*Request*: Locate each line containing the string "nehmen" and copy it out.

(Stored entries)
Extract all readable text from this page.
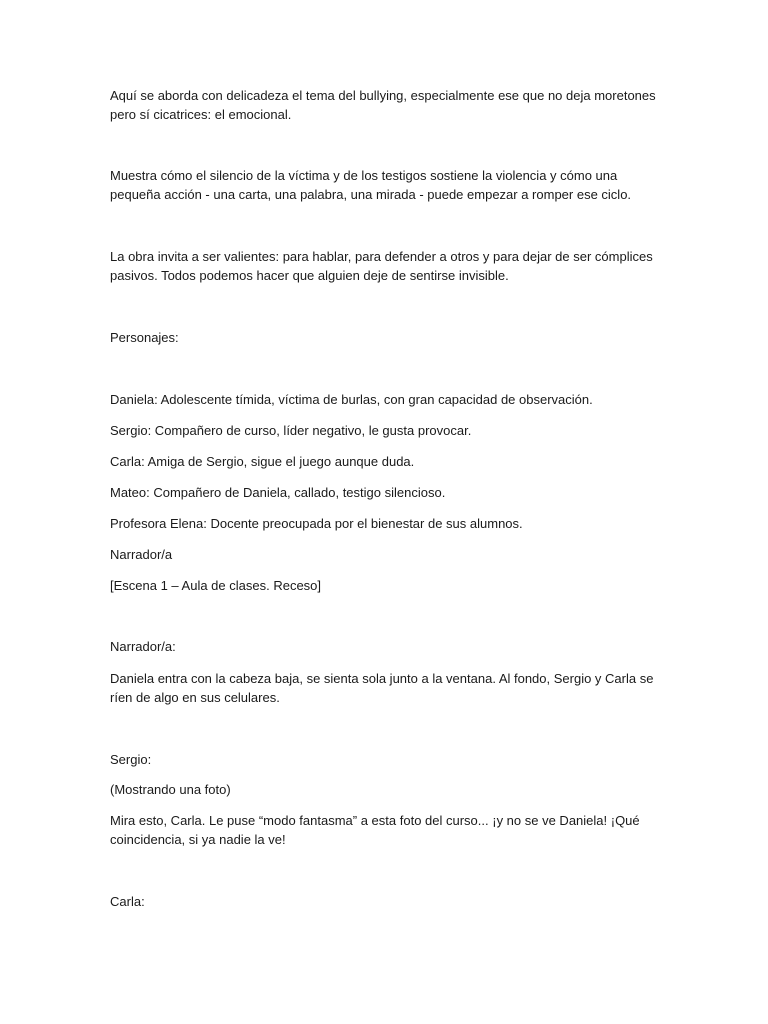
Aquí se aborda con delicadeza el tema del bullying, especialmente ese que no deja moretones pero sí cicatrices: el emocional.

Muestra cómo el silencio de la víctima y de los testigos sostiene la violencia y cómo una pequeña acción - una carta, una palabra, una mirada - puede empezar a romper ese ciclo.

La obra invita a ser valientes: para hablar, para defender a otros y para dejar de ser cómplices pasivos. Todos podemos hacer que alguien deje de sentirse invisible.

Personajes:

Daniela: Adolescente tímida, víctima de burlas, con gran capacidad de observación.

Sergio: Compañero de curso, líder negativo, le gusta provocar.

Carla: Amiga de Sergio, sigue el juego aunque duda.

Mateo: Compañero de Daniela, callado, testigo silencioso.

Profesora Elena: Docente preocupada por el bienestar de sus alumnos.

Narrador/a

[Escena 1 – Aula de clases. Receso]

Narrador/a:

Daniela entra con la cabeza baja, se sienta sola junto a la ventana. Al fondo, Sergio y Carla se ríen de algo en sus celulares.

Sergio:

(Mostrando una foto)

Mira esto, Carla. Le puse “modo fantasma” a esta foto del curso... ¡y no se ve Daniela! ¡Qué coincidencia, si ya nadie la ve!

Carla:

==

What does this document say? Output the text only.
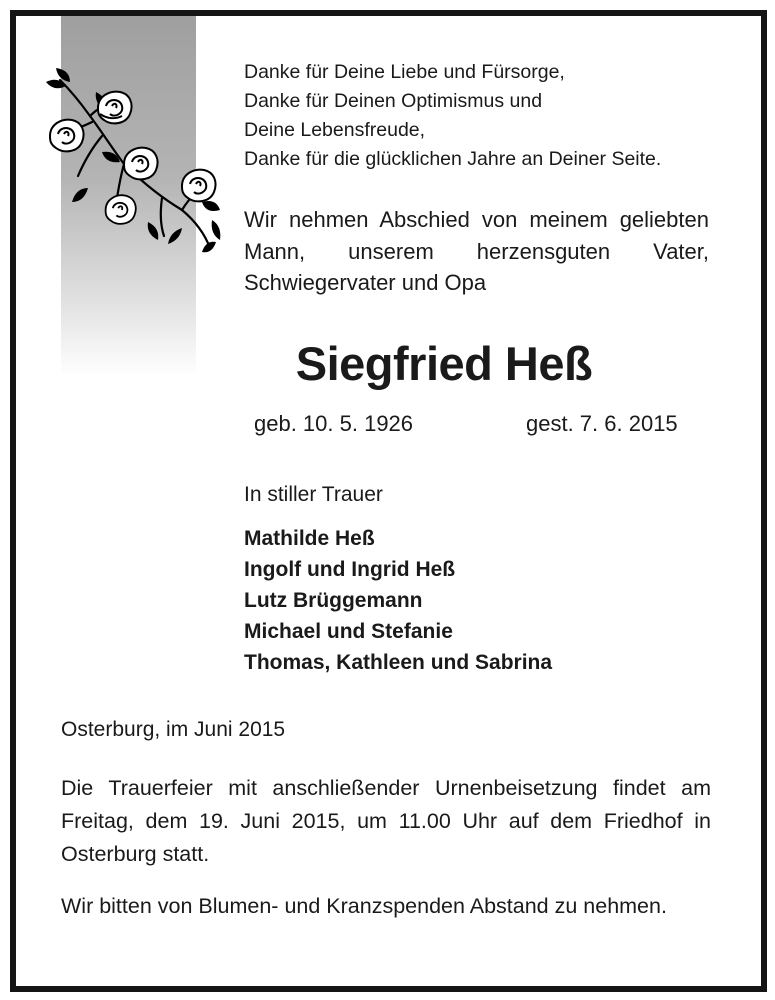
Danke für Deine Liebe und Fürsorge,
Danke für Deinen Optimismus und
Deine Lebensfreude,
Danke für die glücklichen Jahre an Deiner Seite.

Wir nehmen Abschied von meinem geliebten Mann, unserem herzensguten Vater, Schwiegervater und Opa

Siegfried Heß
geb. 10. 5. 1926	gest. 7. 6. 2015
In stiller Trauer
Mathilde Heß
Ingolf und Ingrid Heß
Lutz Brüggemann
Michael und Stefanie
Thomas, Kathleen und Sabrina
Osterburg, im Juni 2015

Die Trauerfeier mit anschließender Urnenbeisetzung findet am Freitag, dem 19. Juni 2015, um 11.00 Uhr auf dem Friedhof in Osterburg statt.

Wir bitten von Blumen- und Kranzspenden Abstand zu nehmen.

*Solution to this exercise*:
Wir nehmen Abschied von meinem geliebten Mann, unserem herzensguten Vater, Schwiegervater und Opa
Wir bitten von Blumen- und Kranzspenden Abstand zu nehmen.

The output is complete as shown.